Check each line of the material below, and copy it if it holds the string "screenshot".

(Extracts from a graphics dataset)
━━━━━━━━━━━━━━━━
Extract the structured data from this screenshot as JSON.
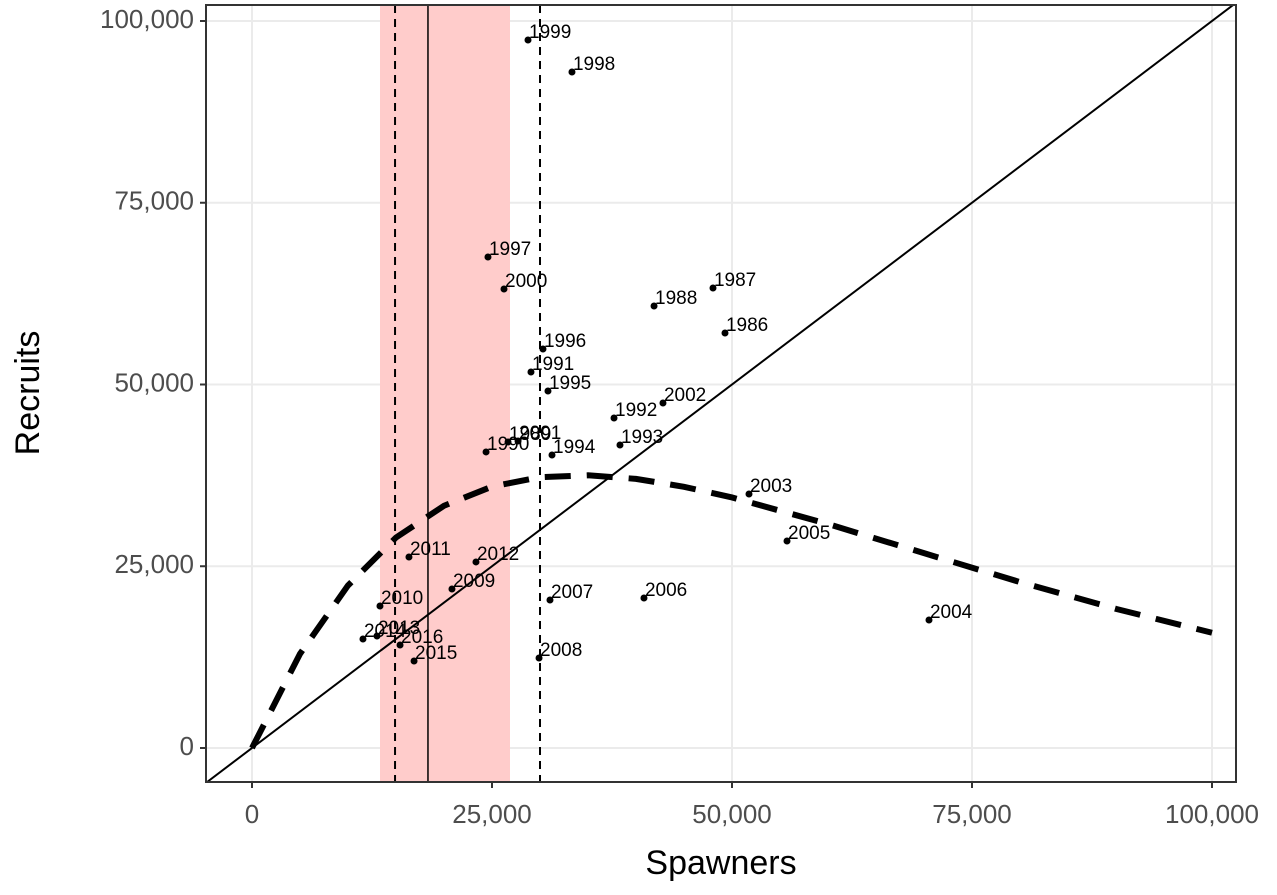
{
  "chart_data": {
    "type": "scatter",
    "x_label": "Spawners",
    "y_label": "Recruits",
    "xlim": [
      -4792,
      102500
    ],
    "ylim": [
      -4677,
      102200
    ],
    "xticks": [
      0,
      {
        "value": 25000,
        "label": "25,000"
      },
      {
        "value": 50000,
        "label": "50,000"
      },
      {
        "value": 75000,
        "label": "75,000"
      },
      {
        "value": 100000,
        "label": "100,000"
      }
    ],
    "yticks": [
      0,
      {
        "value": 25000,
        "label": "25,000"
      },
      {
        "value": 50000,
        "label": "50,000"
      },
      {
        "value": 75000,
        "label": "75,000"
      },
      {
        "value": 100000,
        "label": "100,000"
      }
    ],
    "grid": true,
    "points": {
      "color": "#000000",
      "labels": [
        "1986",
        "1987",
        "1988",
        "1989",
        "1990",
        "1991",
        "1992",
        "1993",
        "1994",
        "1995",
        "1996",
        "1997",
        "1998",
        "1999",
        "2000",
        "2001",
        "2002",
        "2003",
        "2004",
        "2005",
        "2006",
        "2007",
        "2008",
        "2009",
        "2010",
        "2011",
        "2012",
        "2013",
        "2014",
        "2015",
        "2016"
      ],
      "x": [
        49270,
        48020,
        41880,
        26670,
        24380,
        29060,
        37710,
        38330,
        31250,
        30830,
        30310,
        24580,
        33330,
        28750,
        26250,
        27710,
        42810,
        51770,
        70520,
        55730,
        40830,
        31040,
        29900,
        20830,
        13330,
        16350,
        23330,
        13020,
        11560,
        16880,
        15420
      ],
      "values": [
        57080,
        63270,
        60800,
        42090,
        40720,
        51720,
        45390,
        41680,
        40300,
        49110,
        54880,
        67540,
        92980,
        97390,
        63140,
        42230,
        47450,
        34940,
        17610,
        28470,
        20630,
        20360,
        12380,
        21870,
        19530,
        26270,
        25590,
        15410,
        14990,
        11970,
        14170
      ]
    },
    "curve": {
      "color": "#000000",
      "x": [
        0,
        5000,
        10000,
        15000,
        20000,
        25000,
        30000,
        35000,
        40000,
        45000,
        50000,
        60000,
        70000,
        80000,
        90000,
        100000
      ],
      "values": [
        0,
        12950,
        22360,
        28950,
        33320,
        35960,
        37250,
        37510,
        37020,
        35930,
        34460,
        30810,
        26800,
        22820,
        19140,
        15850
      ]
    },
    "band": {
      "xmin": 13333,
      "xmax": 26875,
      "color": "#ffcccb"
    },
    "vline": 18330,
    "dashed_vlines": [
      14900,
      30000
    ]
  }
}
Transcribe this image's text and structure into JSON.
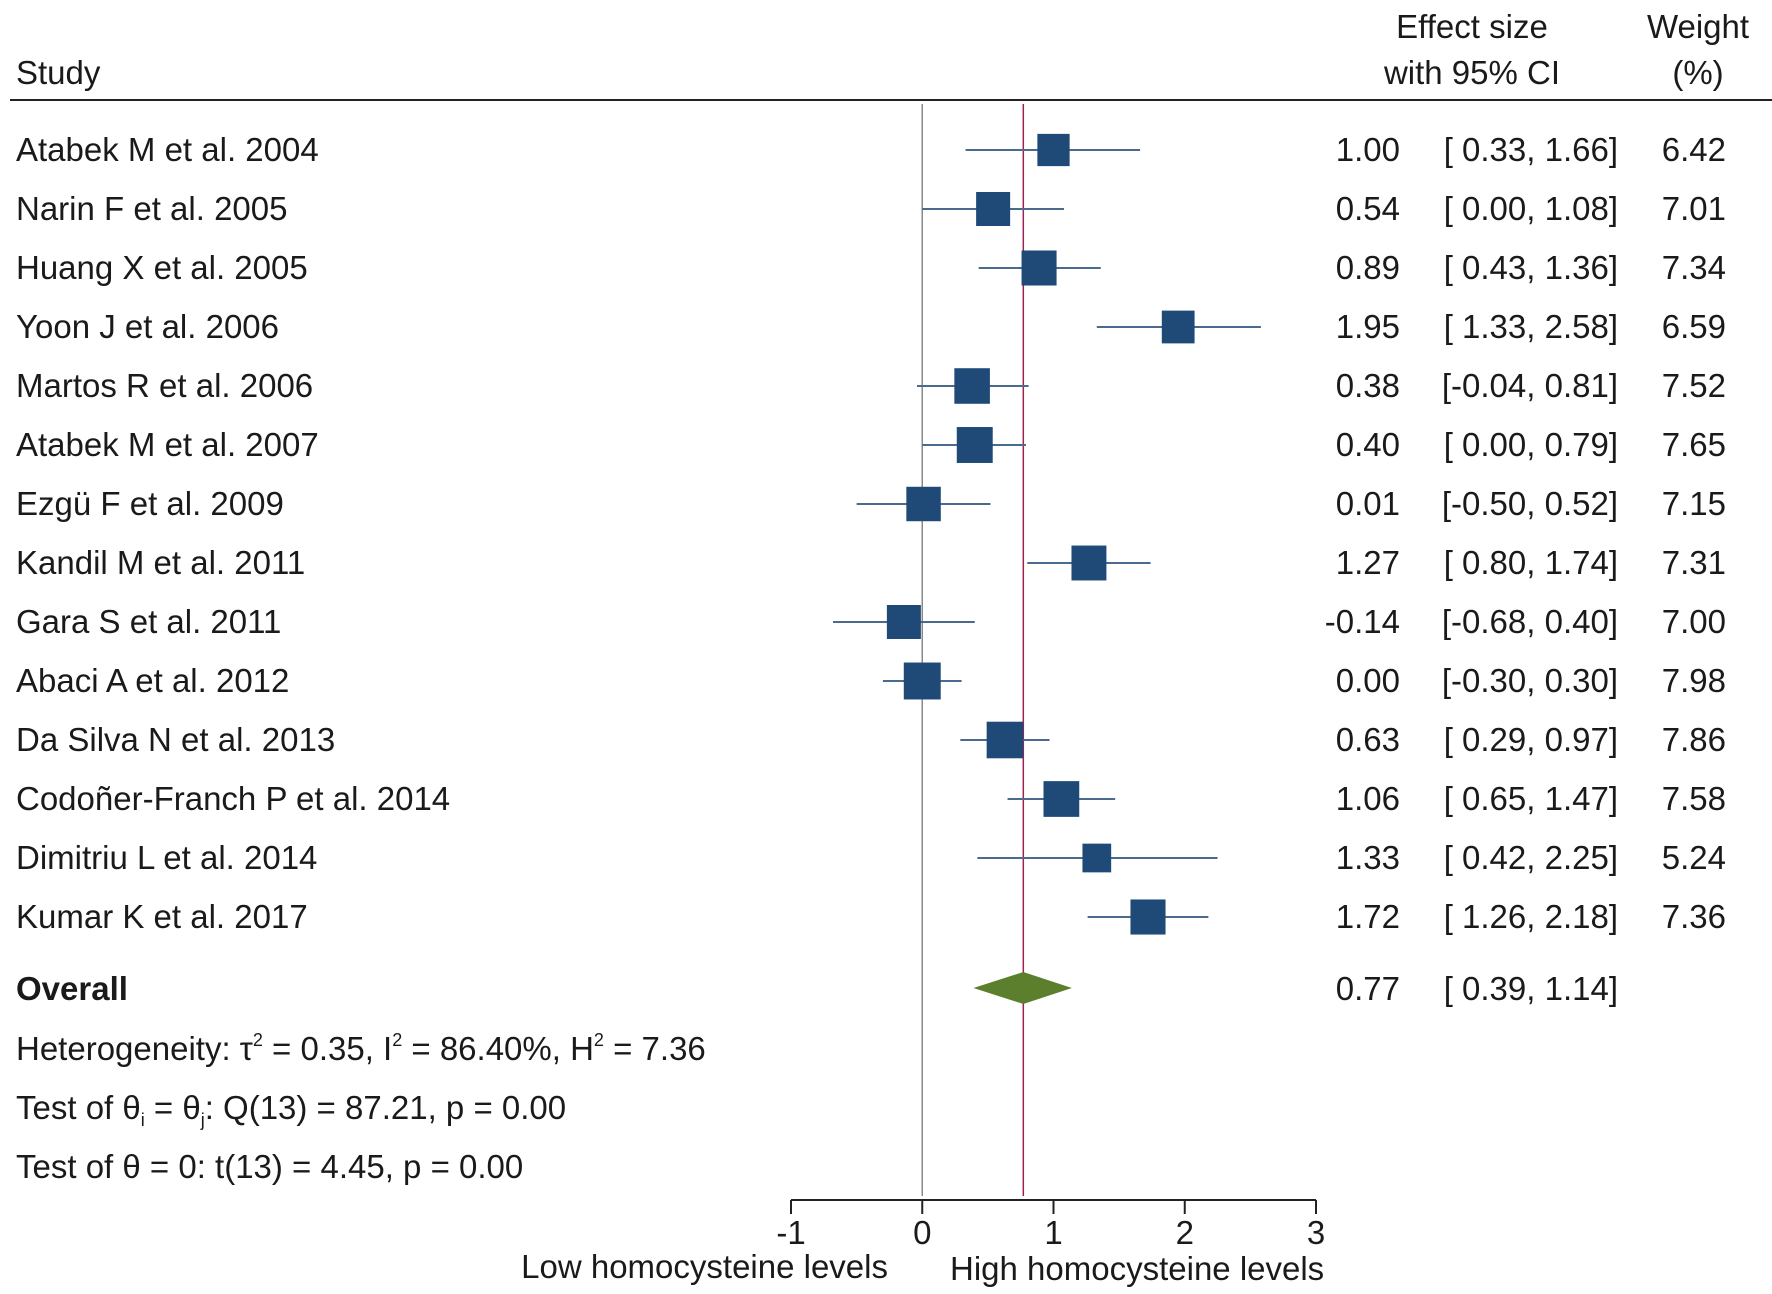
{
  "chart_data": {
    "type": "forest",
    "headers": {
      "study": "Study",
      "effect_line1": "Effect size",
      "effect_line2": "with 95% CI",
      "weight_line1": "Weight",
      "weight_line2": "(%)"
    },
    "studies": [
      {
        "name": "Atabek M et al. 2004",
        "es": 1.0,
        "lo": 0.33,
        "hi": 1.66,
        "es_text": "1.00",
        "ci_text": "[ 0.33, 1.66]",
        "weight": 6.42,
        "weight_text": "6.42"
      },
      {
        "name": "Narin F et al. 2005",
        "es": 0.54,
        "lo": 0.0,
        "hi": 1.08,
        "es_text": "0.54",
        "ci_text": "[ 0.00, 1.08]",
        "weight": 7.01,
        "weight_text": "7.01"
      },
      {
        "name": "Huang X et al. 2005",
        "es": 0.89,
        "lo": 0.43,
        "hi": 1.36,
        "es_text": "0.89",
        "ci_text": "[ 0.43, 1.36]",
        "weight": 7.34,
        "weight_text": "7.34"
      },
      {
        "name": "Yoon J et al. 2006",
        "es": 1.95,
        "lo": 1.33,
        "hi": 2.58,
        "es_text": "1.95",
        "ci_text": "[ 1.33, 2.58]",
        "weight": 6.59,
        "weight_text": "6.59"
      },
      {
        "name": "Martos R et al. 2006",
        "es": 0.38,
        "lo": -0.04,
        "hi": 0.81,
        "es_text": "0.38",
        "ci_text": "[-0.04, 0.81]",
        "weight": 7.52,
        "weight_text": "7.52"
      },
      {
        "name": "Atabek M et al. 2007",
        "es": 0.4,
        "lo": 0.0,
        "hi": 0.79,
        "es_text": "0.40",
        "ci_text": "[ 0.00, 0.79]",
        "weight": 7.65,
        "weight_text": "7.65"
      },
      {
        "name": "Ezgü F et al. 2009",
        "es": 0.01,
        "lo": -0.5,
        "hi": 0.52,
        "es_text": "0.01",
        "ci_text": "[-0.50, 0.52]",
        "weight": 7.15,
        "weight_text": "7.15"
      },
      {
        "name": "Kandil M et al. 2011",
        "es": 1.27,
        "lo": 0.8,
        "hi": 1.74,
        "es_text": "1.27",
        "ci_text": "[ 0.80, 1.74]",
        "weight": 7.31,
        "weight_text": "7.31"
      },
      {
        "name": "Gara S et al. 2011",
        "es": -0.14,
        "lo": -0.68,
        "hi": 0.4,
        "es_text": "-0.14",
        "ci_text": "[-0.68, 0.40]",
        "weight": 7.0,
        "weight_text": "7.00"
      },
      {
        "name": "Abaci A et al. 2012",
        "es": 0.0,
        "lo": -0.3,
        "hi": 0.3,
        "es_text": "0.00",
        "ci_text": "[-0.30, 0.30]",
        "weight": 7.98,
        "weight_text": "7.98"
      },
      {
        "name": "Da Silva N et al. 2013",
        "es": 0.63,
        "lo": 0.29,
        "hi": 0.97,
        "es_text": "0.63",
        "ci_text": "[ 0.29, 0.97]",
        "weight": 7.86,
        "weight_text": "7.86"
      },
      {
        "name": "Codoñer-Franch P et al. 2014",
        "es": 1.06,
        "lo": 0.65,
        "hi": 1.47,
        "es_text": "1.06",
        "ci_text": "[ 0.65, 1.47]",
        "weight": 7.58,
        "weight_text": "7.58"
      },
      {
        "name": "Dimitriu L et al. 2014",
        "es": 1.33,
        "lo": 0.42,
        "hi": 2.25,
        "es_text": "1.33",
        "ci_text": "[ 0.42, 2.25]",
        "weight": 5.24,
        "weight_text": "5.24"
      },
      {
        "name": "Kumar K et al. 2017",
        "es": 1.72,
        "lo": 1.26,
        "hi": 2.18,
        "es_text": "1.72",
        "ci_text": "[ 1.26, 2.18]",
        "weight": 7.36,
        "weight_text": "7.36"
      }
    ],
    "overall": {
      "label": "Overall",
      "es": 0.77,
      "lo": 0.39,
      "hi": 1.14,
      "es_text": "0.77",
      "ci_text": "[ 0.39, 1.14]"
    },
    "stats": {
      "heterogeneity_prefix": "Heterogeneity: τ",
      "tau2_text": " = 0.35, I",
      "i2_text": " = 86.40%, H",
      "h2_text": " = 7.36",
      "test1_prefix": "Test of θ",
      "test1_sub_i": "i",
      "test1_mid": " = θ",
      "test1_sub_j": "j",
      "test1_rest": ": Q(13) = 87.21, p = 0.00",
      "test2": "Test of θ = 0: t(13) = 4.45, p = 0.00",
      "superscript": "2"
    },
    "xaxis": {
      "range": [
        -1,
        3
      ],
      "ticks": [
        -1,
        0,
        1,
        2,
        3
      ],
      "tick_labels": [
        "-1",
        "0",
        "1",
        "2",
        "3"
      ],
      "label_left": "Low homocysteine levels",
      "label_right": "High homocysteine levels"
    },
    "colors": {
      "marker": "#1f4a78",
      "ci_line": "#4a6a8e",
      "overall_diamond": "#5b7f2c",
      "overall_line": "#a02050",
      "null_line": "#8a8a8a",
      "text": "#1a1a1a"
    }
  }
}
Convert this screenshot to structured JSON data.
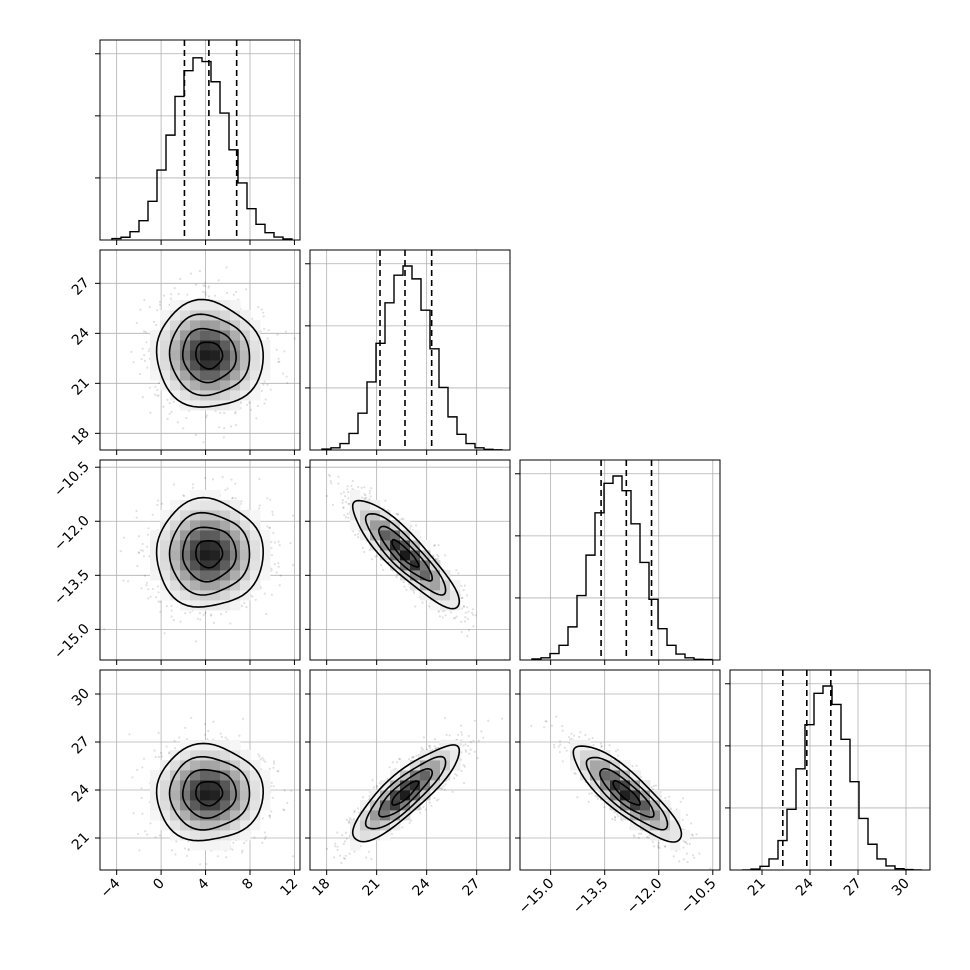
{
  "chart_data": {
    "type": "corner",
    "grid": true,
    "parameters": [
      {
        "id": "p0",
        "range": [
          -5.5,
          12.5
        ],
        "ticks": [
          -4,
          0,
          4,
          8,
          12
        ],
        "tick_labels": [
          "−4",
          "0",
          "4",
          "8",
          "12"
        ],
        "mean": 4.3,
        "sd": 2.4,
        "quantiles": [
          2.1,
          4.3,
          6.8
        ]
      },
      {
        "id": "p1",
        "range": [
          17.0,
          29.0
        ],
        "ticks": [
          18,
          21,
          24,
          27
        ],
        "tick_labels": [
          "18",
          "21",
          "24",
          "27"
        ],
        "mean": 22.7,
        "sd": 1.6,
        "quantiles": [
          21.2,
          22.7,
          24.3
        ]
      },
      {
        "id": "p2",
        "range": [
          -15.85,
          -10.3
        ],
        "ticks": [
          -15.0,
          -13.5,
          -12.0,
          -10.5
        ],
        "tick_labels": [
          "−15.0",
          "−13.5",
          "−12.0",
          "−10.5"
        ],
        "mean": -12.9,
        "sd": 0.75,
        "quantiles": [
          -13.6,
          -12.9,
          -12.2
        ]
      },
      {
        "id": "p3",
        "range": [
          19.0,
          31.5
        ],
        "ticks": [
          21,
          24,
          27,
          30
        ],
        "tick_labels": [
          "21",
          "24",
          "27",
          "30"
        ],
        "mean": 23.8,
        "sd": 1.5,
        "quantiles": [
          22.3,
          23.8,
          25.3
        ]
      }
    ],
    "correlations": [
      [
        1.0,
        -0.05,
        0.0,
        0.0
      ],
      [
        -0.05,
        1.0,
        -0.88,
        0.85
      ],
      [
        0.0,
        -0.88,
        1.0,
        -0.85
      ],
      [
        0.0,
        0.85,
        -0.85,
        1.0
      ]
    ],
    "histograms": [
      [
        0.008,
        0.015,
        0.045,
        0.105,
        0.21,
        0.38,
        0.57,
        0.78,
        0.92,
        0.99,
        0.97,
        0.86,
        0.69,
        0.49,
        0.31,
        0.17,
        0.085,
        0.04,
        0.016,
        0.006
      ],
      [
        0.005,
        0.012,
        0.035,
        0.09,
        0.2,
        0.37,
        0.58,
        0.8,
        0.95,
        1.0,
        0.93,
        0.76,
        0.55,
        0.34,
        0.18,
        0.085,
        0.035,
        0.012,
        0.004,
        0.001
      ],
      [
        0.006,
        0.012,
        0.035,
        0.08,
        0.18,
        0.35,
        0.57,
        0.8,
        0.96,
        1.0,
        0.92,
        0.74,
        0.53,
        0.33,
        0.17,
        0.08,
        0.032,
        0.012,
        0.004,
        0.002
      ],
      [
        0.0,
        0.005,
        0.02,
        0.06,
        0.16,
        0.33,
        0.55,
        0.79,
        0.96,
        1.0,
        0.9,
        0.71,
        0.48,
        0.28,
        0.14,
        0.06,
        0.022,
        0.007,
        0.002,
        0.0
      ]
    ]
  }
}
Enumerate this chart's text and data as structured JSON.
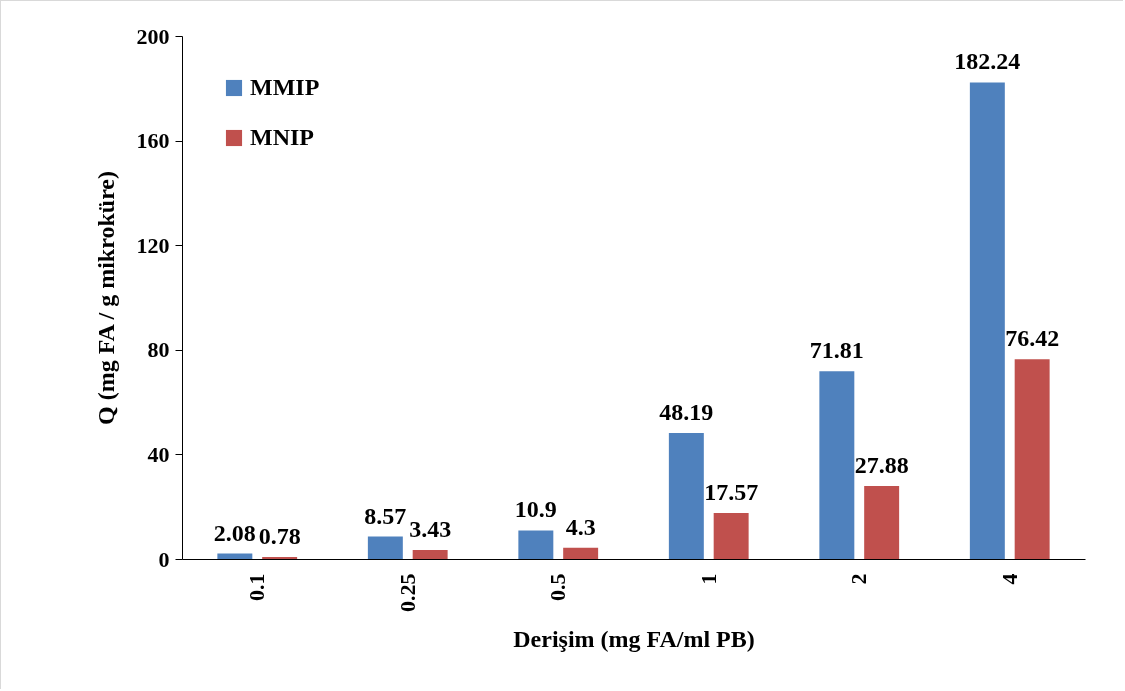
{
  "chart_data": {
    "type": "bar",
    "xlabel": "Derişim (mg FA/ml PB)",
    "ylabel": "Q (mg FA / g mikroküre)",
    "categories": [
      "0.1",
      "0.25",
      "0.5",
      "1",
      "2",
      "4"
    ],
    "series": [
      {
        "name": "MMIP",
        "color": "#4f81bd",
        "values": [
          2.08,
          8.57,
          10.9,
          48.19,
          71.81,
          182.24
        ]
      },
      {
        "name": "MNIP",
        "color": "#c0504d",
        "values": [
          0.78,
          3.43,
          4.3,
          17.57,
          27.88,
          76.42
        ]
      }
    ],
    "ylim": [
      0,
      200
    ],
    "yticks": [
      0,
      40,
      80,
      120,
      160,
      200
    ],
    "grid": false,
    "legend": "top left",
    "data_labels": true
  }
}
━━━━━━━━━━━━━━━━
**Response for this exercise**
Extract the structured data from this screenshot as JSON.
Convert this screenshot to structured JSON data.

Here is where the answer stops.